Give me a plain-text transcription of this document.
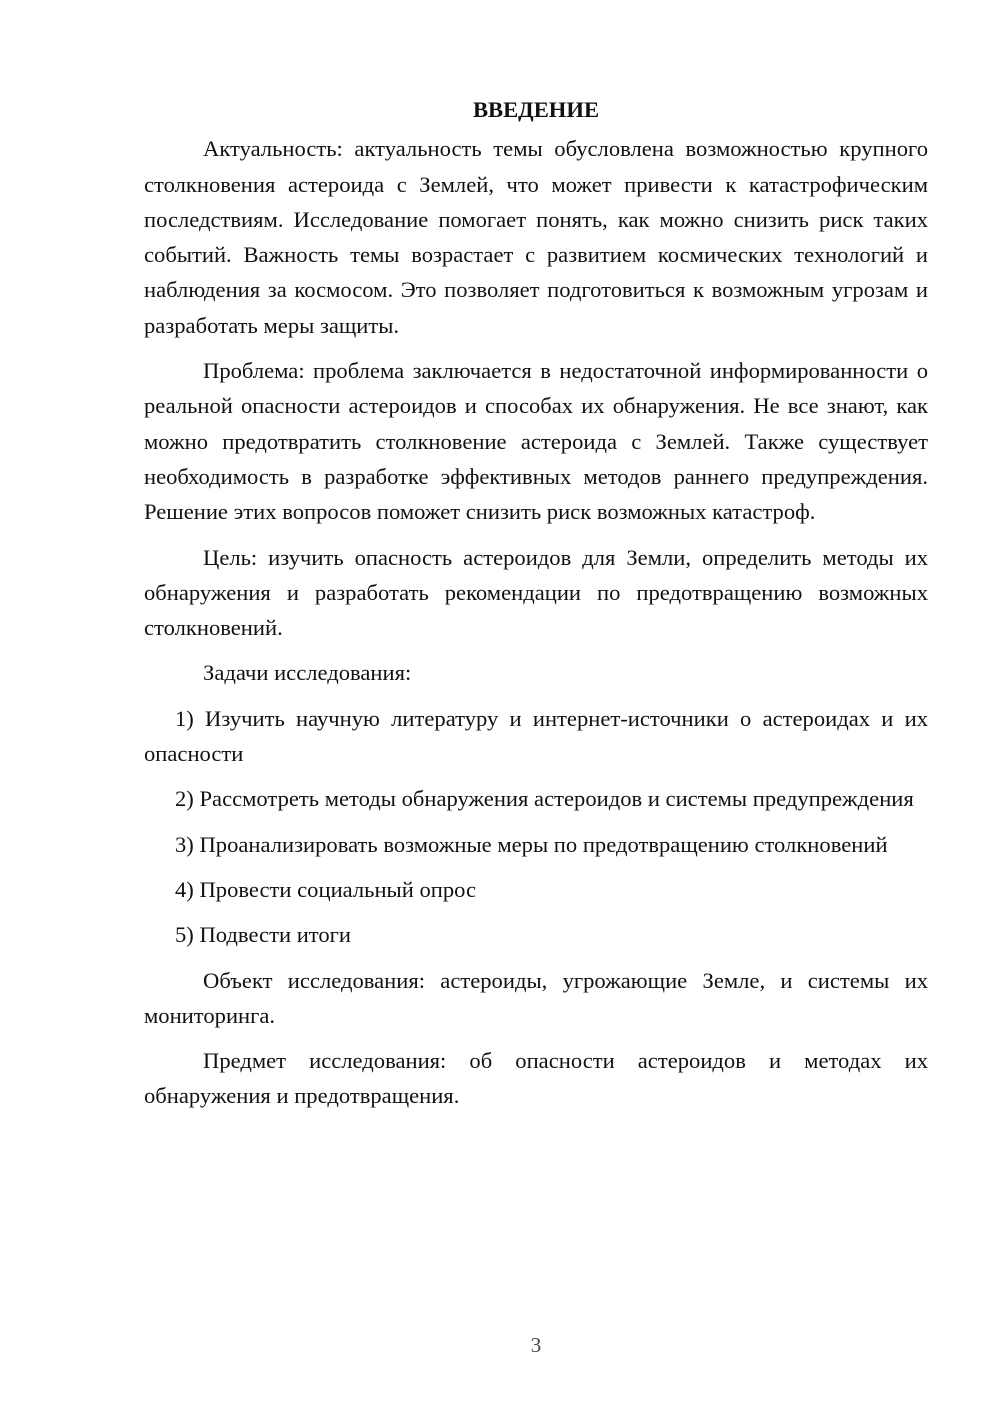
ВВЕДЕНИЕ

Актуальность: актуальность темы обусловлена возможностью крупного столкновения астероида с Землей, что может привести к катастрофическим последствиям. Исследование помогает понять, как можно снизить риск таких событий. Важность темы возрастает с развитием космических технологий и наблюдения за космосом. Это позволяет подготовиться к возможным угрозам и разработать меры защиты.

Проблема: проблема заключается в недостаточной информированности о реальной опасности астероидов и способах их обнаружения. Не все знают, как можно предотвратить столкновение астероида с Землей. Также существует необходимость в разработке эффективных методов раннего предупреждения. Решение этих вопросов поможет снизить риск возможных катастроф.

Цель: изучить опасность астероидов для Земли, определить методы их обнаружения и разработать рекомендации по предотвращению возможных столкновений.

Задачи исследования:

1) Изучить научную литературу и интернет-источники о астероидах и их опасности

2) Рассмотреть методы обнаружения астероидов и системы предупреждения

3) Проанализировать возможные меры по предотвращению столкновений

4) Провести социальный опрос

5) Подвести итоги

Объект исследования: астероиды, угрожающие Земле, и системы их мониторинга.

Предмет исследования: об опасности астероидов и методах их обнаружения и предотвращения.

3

○ ○ ○ ○

Task objective - Print out the material word for word, omitting the pictures.

Response to this task -
Give me a plain-text transcription of this document.
ВВЕДЕНИЕ

Актуальность: актуальность темы обусловлена возможностью крупного столкновения астероида с Землей, что может привести к катастрофическим последствиям. Исследование помогает понять, как можно снизить риск таких событий. Важность темы возрастает с развитием космических технологий и наблюдения за космосом. Это позволяет подготовиться к возможным угрозам и разработать меры защиты.

Проблема: проблема заключается в недостаточной информированности о реальной опасности астероидов и способах их обнаружения. Не все знают, как можно предотвратить столкновение астероида с Землей. Также существует необходимость в разработке эффективных методов раннего предупреждения. Решение этих вопросов поможет снизить риск возможных катастроф.

Цель: изучить опасность астероидов для Земли, определить методы их обнаружения и разработать рекомендации по предотвращению возможных столкновений.

Задачи исследования:

1) Изучить научную литературу и интернет-источники о астероидах и их опасности

2) Рассмотреть методы обнаружения астероидов и системы предупреждения

3) Проанализировать возможные меры по предотвращению столкновений

4) Провести социальный опрос

5) Подвести итоги

Объект исследования: астероиды, угрожающие Земле, и системы их мониторинга.

Предмет исследования: об опасности астероидов и методах их обнаружения и предотвращения.

3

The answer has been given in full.